-- Short exercise --
Your task is to quote the material that follows, in full and exactly.

-- Data for this task --
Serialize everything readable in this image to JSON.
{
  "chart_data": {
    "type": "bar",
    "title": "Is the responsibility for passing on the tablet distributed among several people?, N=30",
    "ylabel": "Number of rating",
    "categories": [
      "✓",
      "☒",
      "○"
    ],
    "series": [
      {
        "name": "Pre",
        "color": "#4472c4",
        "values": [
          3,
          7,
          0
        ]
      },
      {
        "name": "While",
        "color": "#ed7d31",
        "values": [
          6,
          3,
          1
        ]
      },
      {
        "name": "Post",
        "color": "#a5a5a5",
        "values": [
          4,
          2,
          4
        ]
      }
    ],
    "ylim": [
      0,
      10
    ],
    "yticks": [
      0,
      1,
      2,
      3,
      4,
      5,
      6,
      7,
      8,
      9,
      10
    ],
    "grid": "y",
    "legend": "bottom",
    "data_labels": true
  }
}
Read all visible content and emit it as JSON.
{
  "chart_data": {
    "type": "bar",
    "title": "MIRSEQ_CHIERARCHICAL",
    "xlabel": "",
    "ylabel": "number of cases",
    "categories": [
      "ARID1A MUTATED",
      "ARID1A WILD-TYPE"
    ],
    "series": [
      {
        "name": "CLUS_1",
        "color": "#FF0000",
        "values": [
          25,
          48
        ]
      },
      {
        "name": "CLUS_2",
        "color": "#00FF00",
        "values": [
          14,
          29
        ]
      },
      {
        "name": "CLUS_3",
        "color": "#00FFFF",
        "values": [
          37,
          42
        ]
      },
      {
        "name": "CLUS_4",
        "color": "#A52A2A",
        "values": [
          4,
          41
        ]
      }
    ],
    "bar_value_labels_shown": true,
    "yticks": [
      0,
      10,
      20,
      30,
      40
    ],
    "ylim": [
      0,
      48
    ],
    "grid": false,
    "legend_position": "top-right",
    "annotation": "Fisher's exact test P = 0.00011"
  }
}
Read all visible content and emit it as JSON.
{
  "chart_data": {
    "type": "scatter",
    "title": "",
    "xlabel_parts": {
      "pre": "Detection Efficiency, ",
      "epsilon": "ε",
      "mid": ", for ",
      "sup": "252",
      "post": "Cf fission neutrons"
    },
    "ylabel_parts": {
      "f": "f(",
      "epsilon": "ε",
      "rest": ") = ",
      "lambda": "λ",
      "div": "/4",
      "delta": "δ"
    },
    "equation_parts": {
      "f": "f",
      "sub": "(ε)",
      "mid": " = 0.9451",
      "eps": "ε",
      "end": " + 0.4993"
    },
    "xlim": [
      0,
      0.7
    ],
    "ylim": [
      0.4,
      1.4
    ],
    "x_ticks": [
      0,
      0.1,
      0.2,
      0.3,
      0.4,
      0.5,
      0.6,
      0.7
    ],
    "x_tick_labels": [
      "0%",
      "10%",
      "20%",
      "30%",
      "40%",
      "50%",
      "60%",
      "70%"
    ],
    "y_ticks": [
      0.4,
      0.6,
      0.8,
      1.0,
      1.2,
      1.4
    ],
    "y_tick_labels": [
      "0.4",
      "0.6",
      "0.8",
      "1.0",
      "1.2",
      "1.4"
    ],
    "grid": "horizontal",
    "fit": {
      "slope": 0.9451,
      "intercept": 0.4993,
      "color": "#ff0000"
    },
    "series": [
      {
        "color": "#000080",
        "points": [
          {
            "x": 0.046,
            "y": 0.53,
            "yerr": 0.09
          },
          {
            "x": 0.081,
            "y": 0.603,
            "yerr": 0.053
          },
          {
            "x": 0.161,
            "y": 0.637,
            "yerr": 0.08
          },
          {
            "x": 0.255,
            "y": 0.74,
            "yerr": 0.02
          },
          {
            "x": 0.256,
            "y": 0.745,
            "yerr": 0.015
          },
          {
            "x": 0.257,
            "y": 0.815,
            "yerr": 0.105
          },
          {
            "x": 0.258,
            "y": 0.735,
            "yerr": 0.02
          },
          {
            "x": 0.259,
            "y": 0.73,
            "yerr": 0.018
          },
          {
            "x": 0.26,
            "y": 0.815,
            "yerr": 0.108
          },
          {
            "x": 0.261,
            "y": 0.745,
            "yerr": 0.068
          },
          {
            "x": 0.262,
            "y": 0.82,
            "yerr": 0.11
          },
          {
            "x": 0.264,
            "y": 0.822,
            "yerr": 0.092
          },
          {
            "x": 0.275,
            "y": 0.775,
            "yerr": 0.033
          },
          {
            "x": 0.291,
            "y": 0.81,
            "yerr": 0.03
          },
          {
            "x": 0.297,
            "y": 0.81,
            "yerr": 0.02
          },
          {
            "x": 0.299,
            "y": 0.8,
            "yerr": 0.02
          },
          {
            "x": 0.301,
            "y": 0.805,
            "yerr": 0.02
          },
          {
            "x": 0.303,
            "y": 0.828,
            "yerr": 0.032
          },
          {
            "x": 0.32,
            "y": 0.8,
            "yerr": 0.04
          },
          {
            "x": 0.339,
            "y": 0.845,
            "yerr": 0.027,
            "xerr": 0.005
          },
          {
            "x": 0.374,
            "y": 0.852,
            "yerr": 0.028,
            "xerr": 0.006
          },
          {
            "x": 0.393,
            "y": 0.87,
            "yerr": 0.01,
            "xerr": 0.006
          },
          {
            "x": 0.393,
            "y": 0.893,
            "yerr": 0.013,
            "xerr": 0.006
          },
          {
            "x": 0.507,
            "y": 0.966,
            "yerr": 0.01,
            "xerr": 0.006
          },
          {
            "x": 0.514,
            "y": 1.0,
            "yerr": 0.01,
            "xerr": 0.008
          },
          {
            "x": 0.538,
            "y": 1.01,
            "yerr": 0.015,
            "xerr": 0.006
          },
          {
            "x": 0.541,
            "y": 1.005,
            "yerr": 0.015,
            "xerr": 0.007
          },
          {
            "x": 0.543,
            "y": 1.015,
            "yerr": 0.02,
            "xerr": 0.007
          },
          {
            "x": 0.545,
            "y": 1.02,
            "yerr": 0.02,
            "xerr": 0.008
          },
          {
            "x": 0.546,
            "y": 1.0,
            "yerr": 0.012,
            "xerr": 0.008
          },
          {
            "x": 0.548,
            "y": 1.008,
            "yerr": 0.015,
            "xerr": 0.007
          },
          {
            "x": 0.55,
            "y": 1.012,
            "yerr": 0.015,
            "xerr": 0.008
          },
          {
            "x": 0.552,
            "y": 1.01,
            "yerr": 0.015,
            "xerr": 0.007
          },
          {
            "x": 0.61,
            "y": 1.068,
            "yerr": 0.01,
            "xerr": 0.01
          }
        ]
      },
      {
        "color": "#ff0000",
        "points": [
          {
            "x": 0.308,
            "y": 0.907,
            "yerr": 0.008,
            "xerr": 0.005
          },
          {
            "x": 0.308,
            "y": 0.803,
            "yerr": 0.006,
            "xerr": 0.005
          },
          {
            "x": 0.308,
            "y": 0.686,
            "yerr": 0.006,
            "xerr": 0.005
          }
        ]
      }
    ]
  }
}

-- Output below --
Serialize everything readable in this image to JSON.
{
  "chart_data": {
    "type": "bar",
    "title": "Is the responsibility for passing on the tablet distributed among several people?, N=30",
    "ylabel": "Number of rating",
    "categories": [
      "✓",
      "☒",
      "○"
    ],
    "series": [
      {
        "name": "Pre",
        "color": "#4472c4",
        "values": [
          3,
          7,
          0
        ]
      },
      {
        "name": "While",
        "color": "#ed7d31",
        "values": [
          6,
          3,
          1
        ]
      },
      {
        "name": "Post",
        "color": "#a5a5a5",
        "values": [
          4,
          2,
          4
        ]
      }
    ],
    "ylim": [
      0,
      10
    ],
    "yticks": [
      0,
      1,
      2,
      3,
      4,
      5,
      6,
      7,
      8,
      9,
      10
    ],
    "grid": "y",
    "legend": "bottom",
    "data_labels": true
  }
}
Read all visible content and emit it as JSON.
{
  "chart_data": {
    "type": "bar",
    "title": "MIRSEQ_CHIERARCHICAL",
    "xlabel": "",
    "ylabel": "number of cases",
    "categories": [
      "ARID1A MUTATED",
      "ARID1A WILD-TYPE"
    ],
    "series": [
      {
        "name": "CLUS_1",
        "color": "#FF0000",
        "values": [
          25,
          48
        ]
      },
      {
        "name": "CLUS_2",
        "color": "#00FF00",
        "values": [
          14,
          29
        ]
      },
      {
        "name": "CLUS_3",
        "color": "#00FFFF",
        "values": [
          37,
          42
        ]
      },
      {
        "name": "CLUS_4",
        "color": "#A52A2A",
        "values": [
          4,
          41
        ]
      }
    ],
    "bar_value_labels_shown": true,
    "yticks": [
      0,
      10,
      20,
      30,
      40
    ],
    "ylim": [
      0,
      48
    ],
    "grid": false,
    "legend_position": "top-right",
    "annotation": "Fisher's exact test P = 0.00011"
  }
}
Read all visible content and emit it as JSON.
{
  "chart_data": {
    "type": "scatter",
    "title": "",
    "xlabel_parts": {
      "pre": "Detection Efficiency, ",
      "epsilon": "ε",
      "mid": ", for ",
      "sup": "252",
      "post": "Cf fission neutrons"
    },
    "ylabel_parts": {
      "f": "f(",
      "epsilon": "ε",
      "rest": ") = ",
      "lambda": "λ",
      "div": "/4",
      "delta": "δ"
    },
    "equation_parts": {
      "f": "f",
      "sub": "(ε)",
      "mid": " = 0.9451",
      "eps": "ε",
      "end": " + 0.4993"
    },
    "xlim": [
      0,
      0.7
    ],
    "ylim": [
      0.4,
      1.4
    ],
    "x_ticks": [
      0,
      0.1,
      0.2,
      0.3,
      0.4,
      0.5,
      0.6,
      0.7
    ],
    "x_tick_labels": [
      "0%",
      "10%",
      "20%",
      "30%",
      "40%",
      "50%",
      "60%",
      "70%"
    ],
    "y_ticks": [
      0.4,
      0.6,
      0.8,
      1.0,
      1.2,
      1.4
    ],
    "y_tick_labels": [
      "0.4",
      "0.6",
      "0.8",
      "1.0",
      "1.2",
      "1.4"
    ],
    "grid": "horizontal",
    "fit": {
      "slope": 0.9451,
      "intercept": 0.4993,
      "color": "#ff0000"
    },
    "series": [
      {
        "color": "#000080",
        "points": [
          {
            "x": 0.046,
            "y": 0.53,
            "yerr": 0.09
          },
          {
            "x": 0.081,
            "y": 0.603,
            "yerr": 0.053
          },
          {
            "x": 0.161,
            "y": 0.637,
            "yerr": 0.08
          },
          {
            "x": 0.255,
            "y": 0.74,
            "yerr": 0.02
          },
          {
            "x": 0.256,
            "y": 0.745,
            "yerr": 0.015
          },
          {
            "x": 0.257,
            "y": 0.815,
            "yerr": 0.105
          },
          {
            "x": 0.258,
            "y": 0.735,
            "yerr": 0.02
          },
          {
            "x": 0.259,
            "y": 0.73,
            "yerr": 0.018
          },
          {
            "x": 0.26,
            "y": 0.815,
            "yerr": 0.108
          },
          {
            "x": 0.261,
            "y": 0.745,
            "yerr": 0.068
          },
          {
            "x": 0.262,
            "y": 0.82,
            "yerr": 0.11
          },
          {
            "x": 0.264,
            "y": 0.822,
            "yerr": 0.092
          },
          {
            "x": 0.275,
            "y": 0.775,
            "yerr": 0.033
          },
          {
            "x": 0.291,
            "y": 0.81,
            "yerr": 0.03
          },
          {
            "x": 0.297,
            "y": 0.81,
            "yerr": 0.02
          },
          {
            "x": 0.299,
            "y": 0.8,
            "yerr": 0.02
          },
          {
            "x": 0.301,
            "y": 0.805,
            "yerr": 0.02
          },
          {
            "x": 0.303,
            "y": 0.828,
            "yerr": 0.032
          },
          {
            "x": 0.32,
            "y": 0.8,
            "yerr": 0.04
          },
          {
            "x": 0.339,
            "y": 0.845,
            "yerr": 0.027,
            "xerr": 0.005
          },
          {
            "x": 0.374,
            "y": 0.852,
            "yerr": 0.028,
            "xerr": 0.006
          },
          {
            "x": 0.393,
            "y": 0.87,
            "yerr": 0.01,
            "xerr": 0.006
          },
          {
            "x": 0.393,
            "y": 0.893,
            "yerr": 0.013,
            "xerr": 0.006
          },
          {
            "x": 0.507,
            "y": 0.966,
            "yerr": 0.01,
            "xerr": 0.006
          },
          {
            "x": 0.514,
            "y": 1.0,
            "yerr": 0.01,
            "xerr": 0.008
          },
          {
            "x": 0.538,
            "y": 1.01,
            "yerr": 0.015,
            "xerr": 0.006
          },
          {
            "x": 0.541,
            "y": 1.005,
            "yerr": 0.015,
            "xerr": 0.007
          },
          {
            "x": 0.543,
            "y": 1.015,
            "yerr": 0.02,
            "xerr": 0.007
          },
          {
            "x": 0.545,
            "y": 1.02,
            "yerr": 0.02,
            "xerr": 0.008
          },
          {
            "x": 0.546,
            "y": 1.0,
            "yerr": 0.012,
            "xerr": 0.008
          },
          {
            "x": 0.548,
            "y": 1.008,
            "yerr": 0.015,
            "xerr": 0.007
          },
          {
            "x": 0.55,
            "y": 1.012,
            "yerr": 0.015,
            "xerr": 0.008
          },
          {
            "x": 0.552,
            "y": 1.01,
            "yerr": 0.015,
            "xerr": 0.007
          },
          {
            "x": 0.61,
            "y": 1.068,
            "yerr": 0.01,
            "xerr": 0.01
          }
        ]
      },
      {
        "color": "#ff0000",
        "points": [
          {
            "x": 0.308,
            "y": 0.907,
            "yerr": 0.008,
            "xerr": 0.005
          },
          {
            "x": 0.308,
            "y": 0.803,
            "yerr": 0.006,
            "xerr": 0.005
          },
          {
            "x": 0.308,
            "y": 0.686,
            "yerr": 0.006,
            "xerr": 0.005
          }
        ]
      }
    ]
  }
}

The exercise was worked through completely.